### WHAT YOU SHOULD DO
Give only the count of lines containing "жилья".

>> Start DATASET

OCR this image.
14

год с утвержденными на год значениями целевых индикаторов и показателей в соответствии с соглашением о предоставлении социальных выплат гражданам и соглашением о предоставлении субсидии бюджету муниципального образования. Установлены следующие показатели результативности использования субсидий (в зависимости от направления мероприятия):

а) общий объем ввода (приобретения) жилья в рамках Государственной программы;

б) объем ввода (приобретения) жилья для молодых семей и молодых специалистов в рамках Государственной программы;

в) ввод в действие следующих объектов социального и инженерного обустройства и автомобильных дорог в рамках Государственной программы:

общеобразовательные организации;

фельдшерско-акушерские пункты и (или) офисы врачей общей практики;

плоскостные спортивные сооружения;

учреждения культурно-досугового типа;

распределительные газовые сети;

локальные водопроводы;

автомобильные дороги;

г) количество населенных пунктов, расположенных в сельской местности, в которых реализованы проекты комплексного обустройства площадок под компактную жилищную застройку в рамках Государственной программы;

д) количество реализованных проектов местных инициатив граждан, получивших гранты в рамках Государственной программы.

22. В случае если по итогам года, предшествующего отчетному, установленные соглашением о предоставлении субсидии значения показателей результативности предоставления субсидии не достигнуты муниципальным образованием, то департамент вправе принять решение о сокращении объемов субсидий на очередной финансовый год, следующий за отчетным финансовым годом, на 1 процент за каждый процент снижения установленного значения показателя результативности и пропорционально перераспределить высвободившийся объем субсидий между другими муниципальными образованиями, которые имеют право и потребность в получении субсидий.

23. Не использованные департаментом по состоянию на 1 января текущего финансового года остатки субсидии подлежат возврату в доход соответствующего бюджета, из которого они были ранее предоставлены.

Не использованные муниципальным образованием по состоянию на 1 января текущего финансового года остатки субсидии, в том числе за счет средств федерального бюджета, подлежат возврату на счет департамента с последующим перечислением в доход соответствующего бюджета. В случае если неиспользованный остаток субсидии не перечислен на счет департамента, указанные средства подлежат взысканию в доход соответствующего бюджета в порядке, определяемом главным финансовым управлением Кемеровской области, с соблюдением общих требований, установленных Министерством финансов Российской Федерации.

>> End DATASET

### RESULT
2